[begin Material for this exercise]

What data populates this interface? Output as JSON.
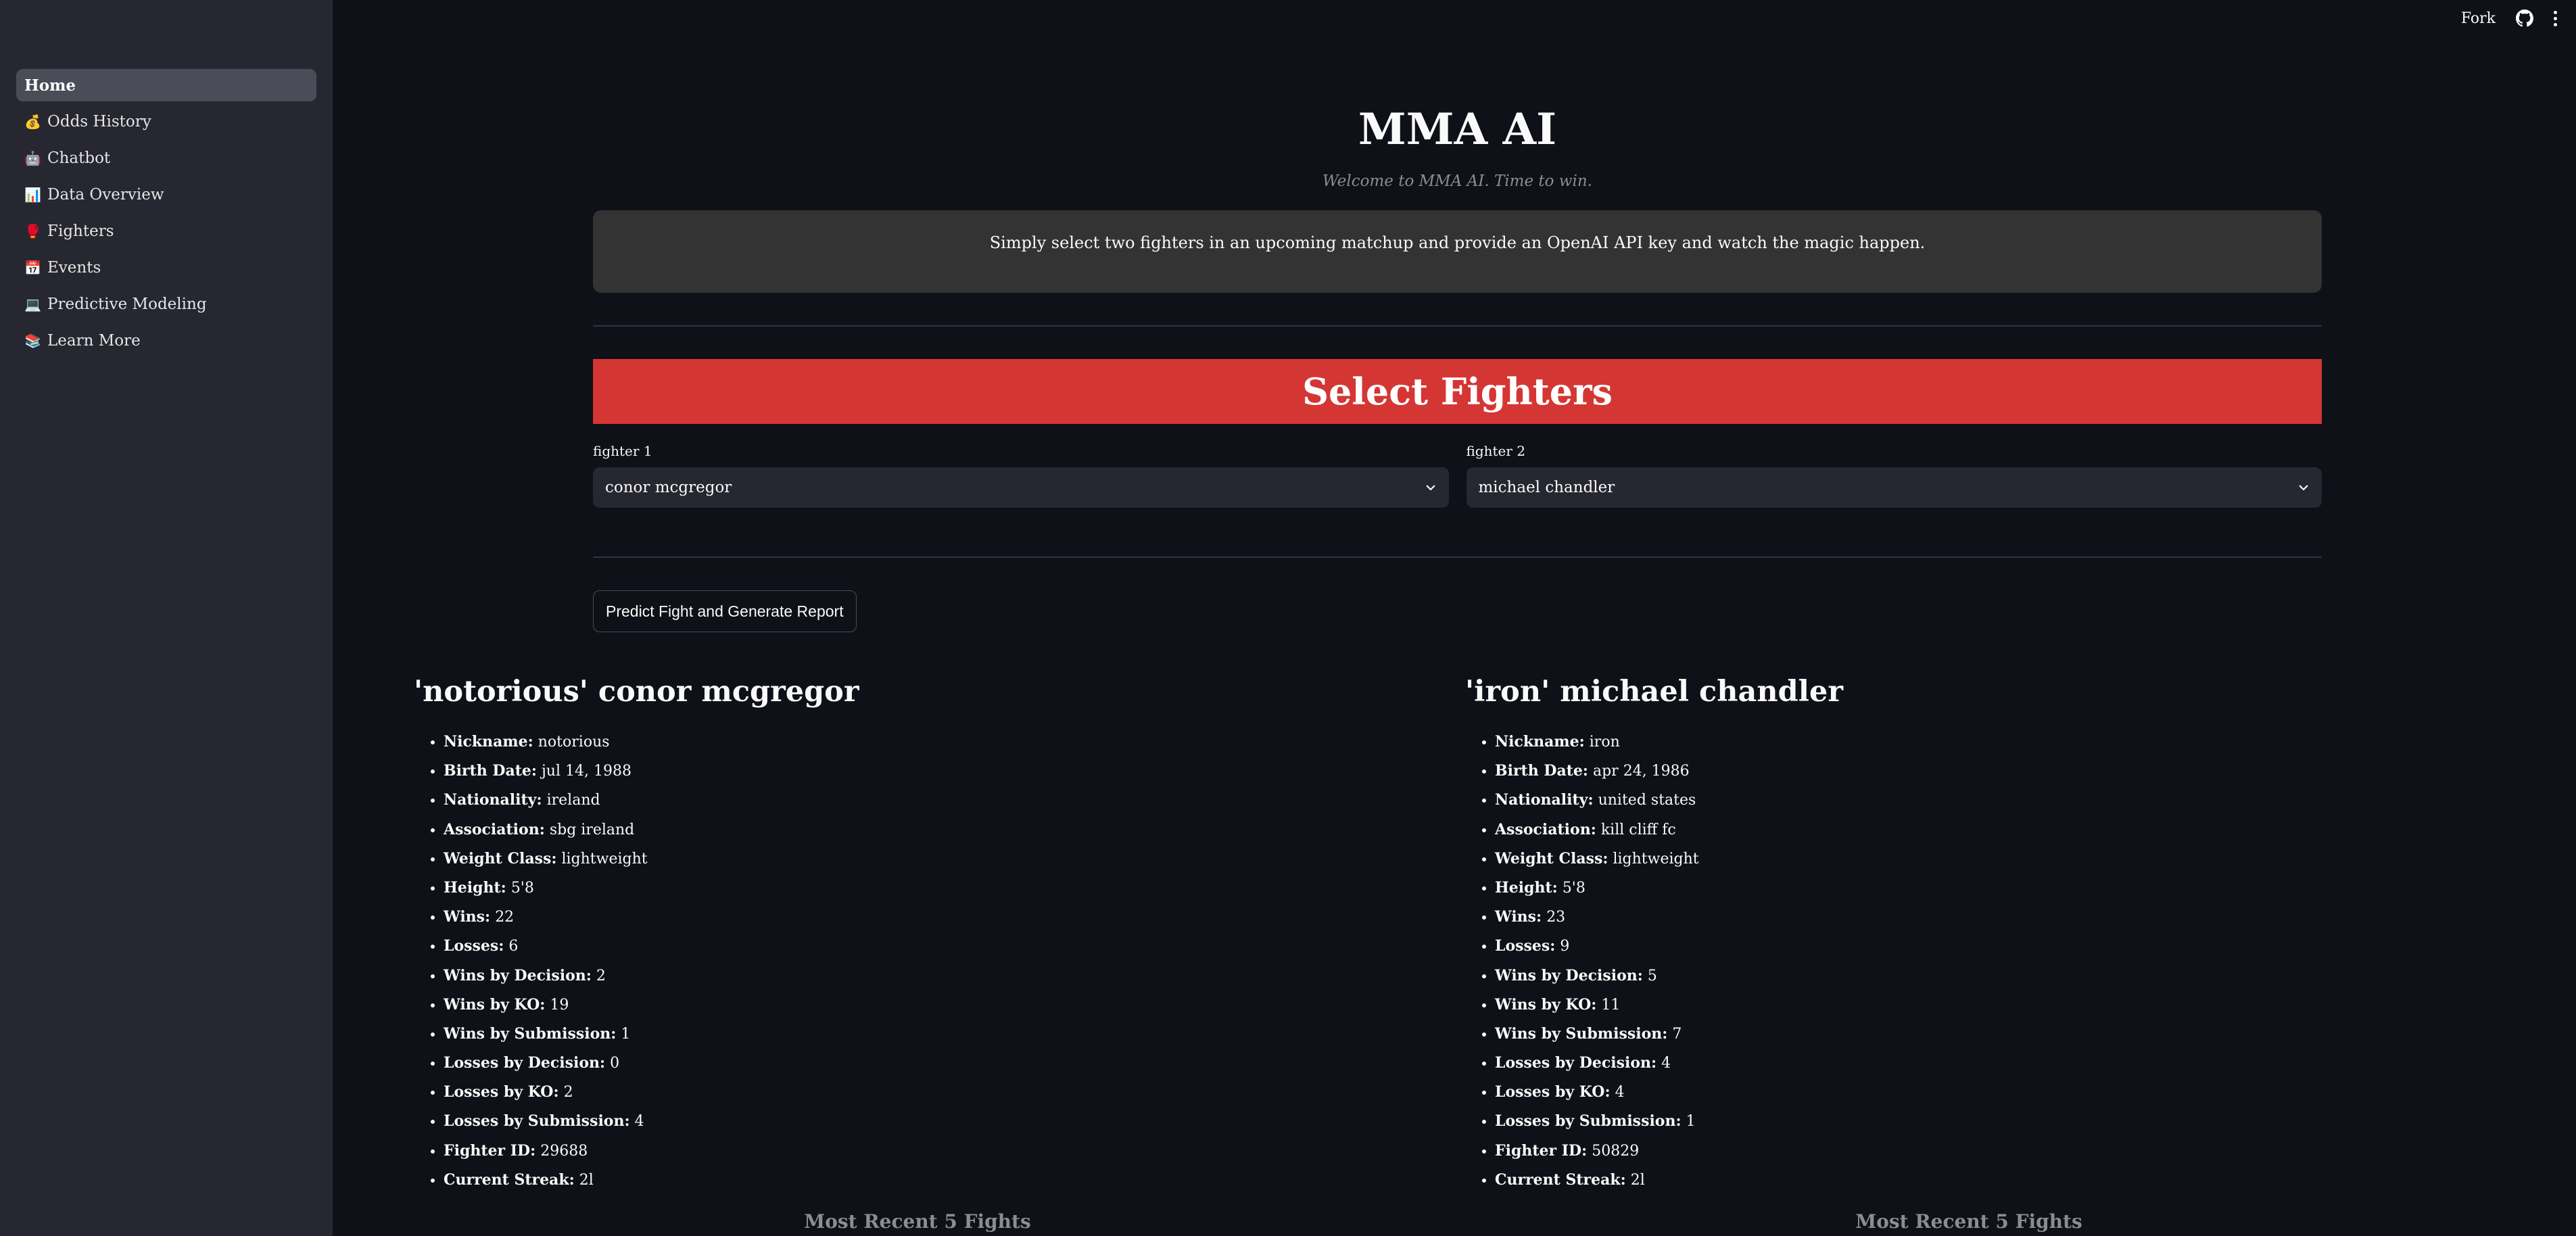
{
  "topbar": {
    "fork_label": "Fork"
  },
  "sidebar": {
    "items": [
      {
        "label": "Home",
        "icon": "",
        "active": true
      },
      {
        "label": "Odds History",
        "icon": "💰"
      },
      {
        "label": "Chatbot",
        "icon": "🤖"
      },
      {
        "label": "Data Overview",
        "icon": "📊"
      },
      {
        "label": "Fighters",
        "icon": "🥊"
      },
      {
        "label": "Events",
        "icon": "📅"
      },
      {
        "label": "Predictive Modeling",
        "icon": "💻"
      },
      {
        "label": "Learn More",
        "icon": "📚"
      }
    ]
  },
  "main": {
    "title": "MMA AI",
    "subtitle": "Welcome to MMA AI. Time to win.",
    "info": "Simply select two fighters in an upcoming matchup and provide an OpenAI API key and watch the magic happen.",
    "banner": "Select Fighters",
    "fighter1_label": "fighter 1",
    "fighter1_value": "conor mcgregor",
    "fighter2_label": "fighter 2",
    "fighter2_value": "michael chandler",
    "predict_button": "Predict Fight and Generate Report"
  },
  "fighter1": {
    "heading": "'notorious' conor mcgregor",
    "stats": [
      {
        "k": "Nickname:",
        "v": "notorious"
      },
      {
        "k": "Birth Date:",
        "v": "jul 14, 1988"
      },
      {
        "k": "Nationality:",
        "v": "ireland"
      },
      {
        "k": "Association:",
        "v": "sbg ireland"
      },
      {
        "k": "Weight Class:",
        "v": "lightweight"
      },
      {
        "k": "Height:",
        "v": "5'8"
      },
      {
        "k": "Wins:",
        "v": "22"
      },
      {
        "k": "Losses:",
        "v": "6"
      },
      {
        "k": "Wins by Decision:",
        "v": "2"
      },
      {
        "k": "Wins by KO:",
        "v": "19"
      },
      {
        "k": "Wins by Submission:",
        "v": "1"
      },
      {
        "k": "Losses by Decision:",
        "v": "0"
      },
      {
        "k": "Losses by KO:",
        "v": "2"
      },
      {
        "k": "Losses by Submission:",
        "v": "4"
      },
      {
        "k": "Fighter ID:",
        "v": "29688"
      },
      {
        "k": "Current Streak:",
        "v": "2l"
      }
    ],
    "recent_heading": "Most Recent 5 Fights"
  },
  "fighter2": {
    "heading": "'iron' michael chandler",
    "stats": [
      {
        "k": "Nickname:",
        "v": "iron"
      },
      {
        "k": "Birth Date:",
        "v": "apr 24, 1986"
      },
      {
        "k": "Nationality:",
        "v": "united states"
      },
      {
        "k": "Association:",
        "v": "kill cliff fc"
      },
      {
        "k": "Weight Class:",
        "v": "lightweight"
      },
      {
        "k": "Height:",
        "v": "5'8"
      },
      {
        "k": "Wins:",
        "v": "23"
      },
      {
        "k": "Losses:",
        "v": "9"
      },
      {
        "k": "Wins by Decision:",
        "v": "5"
      },
      {
        "k": "Wins by KO:",
        "v": "11"
      },
      {
        "k": "Wins by Submission:",
        "v": "7"
      },
      {
        "k": "Losses by Decision:",
        "v": "4"
      },
      {
        "k": "Losses by KO:",
        "v": "4"
      },
      {
        "k": "Losses by Submission:",
        "v": "1"
      },
      {
        "k": "Fighter ID:",
        "v": "50829"
      },
      {
        "k": "Current Streak:",
        "v": "2l"
      }
    ],
    "recent_heading": "Most Recent 5 Fights"
  }
}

[end Material for this exercise]

• Task statement: Quote everything in the listing above exactly; pictures are the only thing to omit.

• Reply:
What data populates this interface? Output as JSON.
{
  "topbar": {
    "fork_label": "Fork"
  },
  "sidebar": {
    "items": [
      {
        "label": "Home",
        "icon": "",
        "active": true
      },
      {
        "label": "Odds History",
        "icon": "💰"
      },
      {
        "label": "Chatbot",
        "icon": "🤖"
      },
      {
        "label": "Data Overview",
        "icon": "📊"
      },
      {
        "label": "Fighters",
        "icon": "🥊"
      },
      {
        "label": "Events",
        "icon": "📅"
      },
      {
        "label": "Predictive Modeling",
        "icon": "💻"
      },
      {
        "label": "Learn More",
        "icon": "📚"
      }
    ]
  },
  "main": {
    "title": "MMA AI",
    "subtitle": "Welcome to MMA AI. Time to win.",
    "info": "Simply select two fighters in an upcoming matchup and provide an OpenAI API key and watch the magic happen.",
    "banner": "Select Fighters",
    "fighter1_label": "fighter 1",
    "fighter1_value": "conor mcgregor",
    "fighter2_label": "fighter 2",
    "fighter2_value": "michael chandler",
    "predict_button": "Predict Fight and Generate Report"
  },
  "fighter1": {
    "heading": "'notorious' conor mcgregor",
    "stats": [
      {
        "k": "Nickname:",
        "v": "notorious"
      },
      {
        "k": "Birth Date:",
        "v": "jul 14, 1988"
      },
      {
        "k": "Nationality:",
        "v": "ireland"
      },
      {
        "k": "Association:",
        "v": "sbg ireland"
      },
      {
        "k": "Weight Class:",
        "v": "lightweight"
      },
      {
        "k": "Height:",
        "v": "5'8"
      },
      {
        "k": "Wins:",
        "v": "22"
      },
      {
        "k": "Losses:",
        "v": "6"
      },
      {
        "k": "Wins by Decision:",
        "v": "2"
      },
      {
        "k": "Wins by KO:",
        "v": "19"
      },
      {
        "k": "Wins by Submission:",
        "v": "1"
      },
      {
        "k": "Losses by Decision:",
        "v": "0"
      },
      {
        "k": "Losses by KO:",
        "v": "2"
      },
      {
        "k": "Losses by Submission:",
        "v": "4"
      },
      {
        "k": "Fighter ID:",
        "v": "29688"
      },
      {
        "k": "Current Streak:",
        "v": "2l"
      }
    ],
    "recent_heading": "Most Recent 5 Fights"
  },
  "fighter2": {
    "heading": "'iron' michael chandler",
    "stats": [
      {
        "k": "Nickname:",
        "v": "iron"
      },
      {
        "k": "Birth Date:",
        "v": "apr 24, 1986"
      },
      {
        "k": "Nationality:",
        "v": "united states"
      },
      {
        "k": "Association:",
        "v": "kill cliff fc"
      },
      {
        "k": "Weight Class:",
        "v": "lightweight"
      },
      {
        "k": "Height:",
        "v": "5'8"
      },
      {
        "k": "Wins:",
        "v": "23"
      },
      {
        "k": "Losses:",
        "v": "9"
      },
      {
        "k": "Wins by Decision:",
        "v": "5"
      },
      {
        "k": "Wins by KO:",
        "v": "11"
      },
      {
        "k": "Wins by Submission:",
        "v": "7"
      },
      {
        "k": "Losses by Decision:",
        "v": "4"
      },
      {
        "k": "Losses by KO:",
        "v": "4"
      },
      {
        "k": "Losses by Submission:",
        "v": "1"
      },
      {
        "k": "Fighter ID:",
        "v": "50829"
      },
      {
        "k": "Current Streak:",
        "v": "2l"
      }
    ],
    "recent_heading": "Most Recent 5 Fights"
  }
}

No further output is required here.